Direction »
Find the lines with the string "What" and return them.

Information supplied »
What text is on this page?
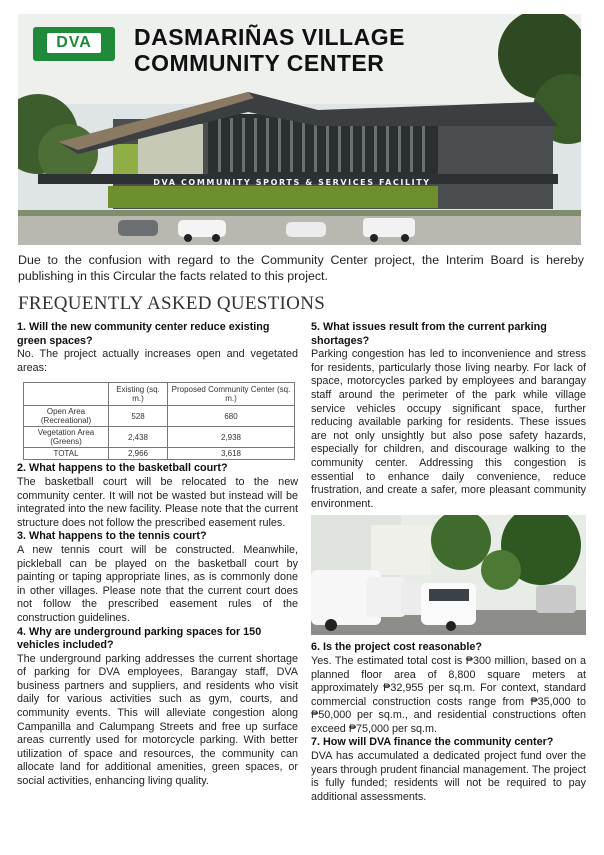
DVA	DASMARIÑAS VILLAGE
COMMUNITY CENTER
DVA COMMUNITY SPORTS & SERVICES FACILITY

Due to the confusion with regard to the Community Center project, the Interim Board is hereby publishing in this Circular the facts related to this project.

FREQUENTLY ASKED QUESTIONS

1. Will the new community center reduce existing green spaces?

No. The project actually increases open and vegetated areas:

	Existing (sq. m.)	Proposed Community Center (sq. m.)
Open Area (Recreational)	528	680
Vegetation Area (Greens)	2,438	2,938
TOTAL	2,966	3,618

2. What happens to the basketball court?

The basketball court will be relocated to the new community center. It will not be wasted but instead will be integrated into the new facility. Please note that the current structure does not follow the prescribed easement rules.

3. What happens to the tennis court?

A new tennis court will be constructed. Meanwhile, pickleball can be played on the basketball court by painting or taping appropriate lines, as is commonly done in other villages. Please note that the current court does not follow the prescribed easement rules of the construction guidelines.

4. Why are underground parking spaces for 150 vehicles included?

The underground parking addresses the current shortage of parking for DVA employees, Barangay staff, DVA business partners and suppliers, and residents who visit daily for various activities such as gym, courts, and community events. This will alleviate congestion along Campanilla and Calumpang Streets and free up surface areas currently used for motorcycle parking. With better utilization of space and resources, the community can allocate land for additional amenities, green spaces, or social activities, enhancing living quality.

5. What issues result from the current parking shortages?

Parking congestion has led to inconvenience and stress for residents, particularly those living nearby. For lack of space, motorcycles parked by employees and barangay staff around the perimeter of the park while village service vehicles occupy significant space, further reducing available parking for residents. These issues are not only unsightly but also pose safety hazards, especially for children, and discourage walking to the community center. Addressing this congestion is essential to enhance daily convenience, reduce frustration, and create a safer, more pleasant community environment.

6. Is the project cost reasonable?

Yes. The estimated total cost is ₱300 million, based on a planned floor area of 8,800 square meters at approximately ₱32,955 per sq.m. For context, standard commercial construction costs range from ₱35,000 to ₱50,000 per sq.m., and residential constructions often exceed ₱75,000 per sq.m.

7. How will DVA finance the community center?

DVA has accumulated a dedicated project fund over the years through prudent financial management. The project is fully funded; residents will not be required to pay additional assessments.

Answer for this exercise »
What text is on this page?
2. What happens to the basketball court?
3. What happens to the tennis court?
5. What issues result from the current parking shortages?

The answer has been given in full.